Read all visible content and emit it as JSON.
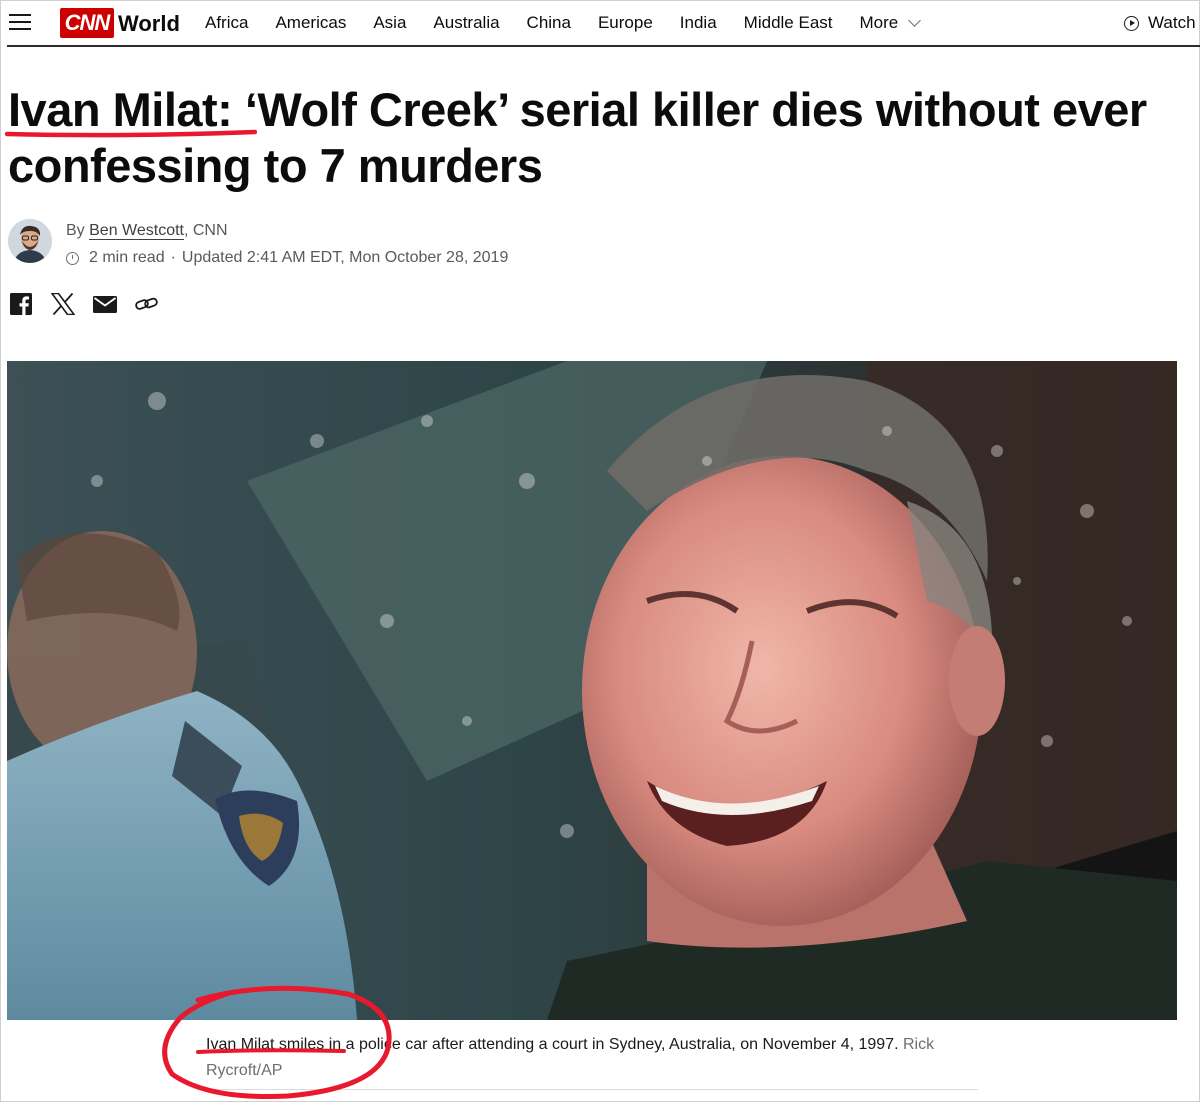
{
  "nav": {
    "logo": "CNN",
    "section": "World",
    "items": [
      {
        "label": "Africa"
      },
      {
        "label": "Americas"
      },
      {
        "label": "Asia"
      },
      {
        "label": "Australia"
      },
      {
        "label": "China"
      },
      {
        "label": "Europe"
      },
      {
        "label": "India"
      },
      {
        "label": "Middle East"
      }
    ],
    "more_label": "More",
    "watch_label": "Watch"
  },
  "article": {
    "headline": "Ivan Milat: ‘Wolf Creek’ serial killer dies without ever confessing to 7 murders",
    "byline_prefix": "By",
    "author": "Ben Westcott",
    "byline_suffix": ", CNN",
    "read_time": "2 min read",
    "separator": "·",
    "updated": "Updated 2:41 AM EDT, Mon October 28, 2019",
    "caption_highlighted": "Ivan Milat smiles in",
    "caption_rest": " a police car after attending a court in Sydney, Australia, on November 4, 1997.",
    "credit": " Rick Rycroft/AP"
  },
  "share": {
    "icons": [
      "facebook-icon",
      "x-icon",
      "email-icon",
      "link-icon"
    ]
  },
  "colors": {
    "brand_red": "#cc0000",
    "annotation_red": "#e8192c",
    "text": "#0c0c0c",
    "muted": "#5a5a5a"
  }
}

-------

SET PROBLEM –
Exclude all images and restate the records above word for word.

EXERCISE OUTPUT –
Read all visible content and emit it as JSON.
{
  "nav": {
    "logo": "CNN",
    "section": "World",
    "items": [
      {
        "label": "Africa"
      },
      {
        "label": "Americas"
      },
      {
        "label": "Asia"
      },
      {
        "label": "Australia"
      },
      {
        "label": "China"
      },
      {
        "label": "Europe"
      },
      {
        "label": "India"
      },
      {
        "label": "Middle East"
      }
    ],
    "more_label": "More",
    "watch_label": "Watch"
  },
  "article": {
    "headline": "Ivan Milat: ‘Wolf Creek’ serial killer dies without ever confessing to 7 murders",
    "byline_prefix": "By",
    "author": "Ben Westcott",
    "byline_suffix": ", CNN",
    "read_time": "2 min read",
    "separator": "·",
    "updated": "Updated 2:41 AM EDT, Mon October 28, 2019",
    "caption_highlighted": "Ivan Milat smiles in",
    "caption_rest": " a police car after attending a court in Sydney, Australia, on November 4, 1997.",
    "credit": " Rick Rycroft/AP"
  },
  "share": {
    "icons": [
      "facebook-icon",
      "x-icon",
      "email-icon",
      "link-icon"
    ]
  },
  "colors": {
    "brand_red": "#cc0000",
    "annotation_red": "#e8192c",
    "text": "#0c0c0c",
    "muted": "#5a5a5a"
  }
}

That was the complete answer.